Dataset items -
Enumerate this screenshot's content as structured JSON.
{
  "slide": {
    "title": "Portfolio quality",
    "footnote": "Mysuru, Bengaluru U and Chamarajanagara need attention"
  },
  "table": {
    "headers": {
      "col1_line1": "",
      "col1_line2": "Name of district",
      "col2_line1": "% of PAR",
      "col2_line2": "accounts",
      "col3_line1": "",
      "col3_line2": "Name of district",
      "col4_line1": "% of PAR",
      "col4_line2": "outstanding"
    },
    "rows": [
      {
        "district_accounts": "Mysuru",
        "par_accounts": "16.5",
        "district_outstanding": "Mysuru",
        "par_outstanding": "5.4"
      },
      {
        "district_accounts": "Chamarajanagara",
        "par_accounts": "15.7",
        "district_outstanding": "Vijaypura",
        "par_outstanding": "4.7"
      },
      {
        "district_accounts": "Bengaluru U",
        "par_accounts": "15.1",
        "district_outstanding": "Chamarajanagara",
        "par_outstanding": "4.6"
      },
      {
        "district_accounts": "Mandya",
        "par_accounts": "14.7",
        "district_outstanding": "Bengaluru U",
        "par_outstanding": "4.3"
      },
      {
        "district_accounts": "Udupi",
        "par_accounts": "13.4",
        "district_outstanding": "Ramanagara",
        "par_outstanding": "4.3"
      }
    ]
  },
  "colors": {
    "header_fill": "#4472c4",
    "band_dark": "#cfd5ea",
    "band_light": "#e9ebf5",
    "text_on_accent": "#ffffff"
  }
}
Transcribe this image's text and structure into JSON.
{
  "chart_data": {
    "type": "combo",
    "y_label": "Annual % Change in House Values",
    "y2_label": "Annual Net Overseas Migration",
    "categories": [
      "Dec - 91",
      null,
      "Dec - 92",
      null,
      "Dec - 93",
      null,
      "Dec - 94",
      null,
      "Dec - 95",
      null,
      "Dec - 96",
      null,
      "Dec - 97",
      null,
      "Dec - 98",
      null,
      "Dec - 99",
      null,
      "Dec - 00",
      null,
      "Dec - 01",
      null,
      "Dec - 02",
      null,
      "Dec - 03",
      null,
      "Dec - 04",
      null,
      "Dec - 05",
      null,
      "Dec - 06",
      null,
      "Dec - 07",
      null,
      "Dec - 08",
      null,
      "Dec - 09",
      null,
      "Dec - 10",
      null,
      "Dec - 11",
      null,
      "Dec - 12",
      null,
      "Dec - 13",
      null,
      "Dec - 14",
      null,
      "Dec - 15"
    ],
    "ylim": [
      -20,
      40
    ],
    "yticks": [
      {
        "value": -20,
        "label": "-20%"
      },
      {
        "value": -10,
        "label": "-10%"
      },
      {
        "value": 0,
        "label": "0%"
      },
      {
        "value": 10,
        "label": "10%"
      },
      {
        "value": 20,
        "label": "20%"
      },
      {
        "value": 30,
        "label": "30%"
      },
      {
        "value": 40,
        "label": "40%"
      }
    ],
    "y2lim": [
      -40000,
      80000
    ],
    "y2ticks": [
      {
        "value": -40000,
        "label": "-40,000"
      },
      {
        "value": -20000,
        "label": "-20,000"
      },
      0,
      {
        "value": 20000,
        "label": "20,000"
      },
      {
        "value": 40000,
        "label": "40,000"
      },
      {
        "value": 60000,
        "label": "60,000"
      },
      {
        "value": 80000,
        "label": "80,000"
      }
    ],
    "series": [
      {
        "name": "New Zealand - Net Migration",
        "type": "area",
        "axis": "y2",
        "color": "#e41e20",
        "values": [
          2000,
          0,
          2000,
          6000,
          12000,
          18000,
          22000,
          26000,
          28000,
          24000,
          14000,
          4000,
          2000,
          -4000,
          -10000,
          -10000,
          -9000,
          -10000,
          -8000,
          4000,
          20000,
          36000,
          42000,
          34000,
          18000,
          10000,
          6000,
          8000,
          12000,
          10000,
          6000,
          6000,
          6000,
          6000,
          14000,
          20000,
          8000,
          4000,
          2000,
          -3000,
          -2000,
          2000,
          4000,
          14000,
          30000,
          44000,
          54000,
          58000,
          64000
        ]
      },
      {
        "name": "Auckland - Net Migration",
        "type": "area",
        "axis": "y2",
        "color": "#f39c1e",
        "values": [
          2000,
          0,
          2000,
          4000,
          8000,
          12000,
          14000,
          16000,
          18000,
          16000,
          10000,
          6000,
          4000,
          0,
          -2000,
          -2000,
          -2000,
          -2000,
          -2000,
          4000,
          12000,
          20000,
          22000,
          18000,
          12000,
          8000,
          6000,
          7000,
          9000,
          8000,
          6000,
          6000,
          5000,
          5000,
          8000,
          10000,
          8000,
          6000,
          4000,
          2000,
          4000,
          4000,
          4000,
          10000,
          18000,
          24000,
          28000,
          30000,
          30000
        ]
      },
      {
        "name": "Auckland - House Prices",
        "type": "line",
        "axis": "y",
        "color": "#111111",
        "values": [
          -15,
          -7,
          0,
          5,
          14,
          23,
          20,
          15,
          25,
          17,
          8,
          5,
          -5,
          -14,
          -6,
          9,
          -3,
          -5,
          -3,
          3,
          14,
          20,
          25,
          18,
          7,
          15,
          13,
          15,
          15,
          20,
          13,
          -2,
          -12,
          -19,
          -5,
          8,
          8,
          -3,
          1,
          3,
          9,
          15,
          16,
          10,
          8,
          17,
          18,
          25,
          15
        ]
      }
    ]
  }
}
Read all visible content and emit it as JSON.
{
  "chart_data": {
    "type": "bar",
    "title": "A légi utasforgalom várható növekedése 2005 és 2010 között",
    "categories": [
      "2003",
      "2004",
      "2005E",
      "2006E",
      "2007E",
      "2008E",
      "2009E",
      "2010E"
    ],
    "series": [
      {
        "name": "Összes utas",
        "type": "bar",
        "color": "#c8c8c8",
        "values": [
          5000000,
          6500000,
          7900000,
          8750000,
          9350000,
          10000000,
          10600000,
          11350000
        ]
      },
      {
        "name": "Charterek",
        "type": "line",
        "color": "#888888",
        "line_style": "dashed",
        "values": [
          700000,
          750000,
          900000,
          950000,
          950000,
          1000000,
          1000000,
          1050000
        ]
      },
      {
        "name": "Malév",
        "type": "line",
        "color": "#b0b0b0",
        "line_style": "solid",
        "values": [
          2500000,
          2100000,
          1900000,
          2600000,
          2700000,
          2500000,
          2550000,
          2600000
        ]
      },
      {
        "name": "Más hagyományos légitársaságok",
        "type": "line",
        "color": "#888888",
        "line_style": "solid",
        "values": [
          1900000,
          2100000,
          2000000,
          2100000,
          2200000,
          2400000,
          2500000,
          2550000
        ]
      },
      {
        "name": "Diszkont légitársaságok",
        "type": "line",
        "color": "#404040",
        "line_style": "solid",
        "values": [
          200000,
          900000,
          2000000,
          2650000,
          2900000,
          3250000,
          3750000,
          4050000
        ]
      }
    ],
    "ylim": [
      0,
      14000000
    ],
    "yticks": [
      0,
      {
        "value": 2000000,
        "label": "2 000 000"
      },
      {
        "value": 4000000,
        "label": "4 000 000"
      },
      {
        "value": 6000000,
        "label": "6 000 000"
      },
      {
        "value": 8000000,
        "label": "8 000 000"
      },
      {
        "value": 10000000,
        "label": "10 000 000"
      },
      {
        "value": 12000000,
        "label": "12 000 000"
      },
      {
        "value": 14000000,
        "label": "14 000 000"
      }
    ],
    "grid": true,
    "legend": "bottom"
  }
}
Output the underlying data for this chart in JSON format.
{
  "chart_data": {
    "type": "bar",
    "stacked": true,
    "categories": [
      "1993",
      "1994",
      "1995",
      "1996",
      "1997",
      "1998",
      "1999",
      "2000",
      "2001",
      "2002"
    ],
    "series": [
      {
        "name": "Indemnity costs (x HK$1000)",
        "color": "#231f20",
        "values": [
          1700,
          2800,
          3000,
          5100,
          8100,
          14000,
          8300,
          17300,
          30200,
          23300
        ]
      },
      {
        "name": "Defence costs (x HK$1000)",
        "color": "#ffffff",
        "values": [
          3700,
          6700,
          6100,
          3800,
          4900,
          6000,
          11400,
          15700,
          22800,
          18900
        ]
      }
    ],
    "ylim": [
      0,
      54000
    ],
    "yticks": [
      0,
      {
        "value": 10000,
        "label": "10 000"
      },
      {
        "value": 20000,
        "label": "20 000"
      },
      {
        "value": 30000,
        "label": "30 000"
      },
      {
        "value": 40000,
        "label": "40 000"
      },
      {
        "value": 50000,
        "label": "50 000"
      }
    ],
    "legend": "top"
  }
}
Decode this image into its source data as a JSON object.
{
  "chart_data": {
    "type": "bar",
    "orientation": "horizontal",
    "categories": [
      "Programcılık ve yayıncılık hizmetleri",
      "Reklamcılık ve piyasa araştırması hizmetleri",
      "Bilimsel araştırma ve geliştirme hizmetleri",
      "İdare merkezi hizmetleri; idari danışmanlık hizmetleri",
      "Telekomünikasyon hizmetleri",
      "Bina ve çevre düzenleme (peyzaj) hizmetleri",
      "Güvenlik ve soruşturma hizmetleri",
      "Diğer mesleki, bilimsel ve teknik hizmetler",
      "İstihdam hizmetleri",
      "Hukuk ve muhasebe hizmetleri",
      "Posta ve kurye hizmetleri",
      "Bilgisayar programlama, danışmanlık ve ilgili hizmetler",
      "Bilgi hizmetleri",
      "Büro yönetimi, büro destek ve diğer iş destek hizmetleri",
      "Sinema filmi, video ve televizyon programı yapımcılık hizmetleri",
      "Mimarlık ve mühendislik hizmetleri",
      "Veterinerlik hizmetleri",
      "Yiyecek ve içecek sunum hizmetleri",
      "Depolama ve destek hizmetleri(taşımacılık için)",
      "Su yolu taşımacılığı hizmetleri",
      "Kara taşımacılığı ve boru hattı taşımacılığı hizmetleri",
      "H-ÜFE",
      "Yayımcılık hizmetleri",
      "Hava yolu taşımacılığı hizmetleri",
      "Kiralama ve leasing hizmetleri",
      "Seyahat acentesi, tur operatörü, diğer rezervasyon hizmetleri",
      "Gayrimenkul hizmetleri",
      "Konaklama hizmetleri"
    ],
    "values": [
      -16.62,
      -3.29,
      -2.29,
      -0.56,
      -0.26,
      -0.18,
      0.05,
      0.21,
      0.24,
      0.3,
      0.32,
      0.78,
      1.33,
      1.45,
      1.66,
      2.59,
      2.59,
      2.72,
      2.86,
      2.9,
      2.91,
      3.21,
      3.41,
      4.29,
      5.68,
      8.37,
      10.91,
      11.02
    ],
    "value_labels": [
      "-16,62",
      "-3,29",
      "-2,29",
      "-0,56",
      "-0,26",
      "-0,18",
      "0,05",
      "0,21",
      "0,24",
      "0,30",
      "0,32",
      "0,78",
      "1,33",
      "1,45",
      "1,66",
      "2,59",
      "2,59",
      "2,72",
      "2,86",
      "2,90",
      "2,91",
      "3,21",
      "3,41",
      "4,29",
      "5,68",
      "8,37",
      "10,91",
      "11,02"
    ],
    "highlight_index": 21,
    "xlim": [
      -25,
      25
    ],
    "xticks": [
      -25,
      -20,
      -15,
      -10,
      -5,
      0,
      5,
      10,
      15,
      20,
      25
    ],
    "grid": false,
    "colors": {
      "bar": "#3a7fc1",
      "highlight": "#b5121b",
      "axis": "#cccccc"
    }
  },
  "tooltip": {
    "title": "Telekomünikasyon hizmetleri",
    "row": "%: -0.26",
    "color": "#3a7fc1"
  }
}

PROBLEM DESCRIPTION - Search the data above for the string "yolu" and return every line that has it.

ANSWER BELOW -
      "Su yolu taşımacılığı hizmetleri",
      "Hava yolu taşımacılığı hizmetleri",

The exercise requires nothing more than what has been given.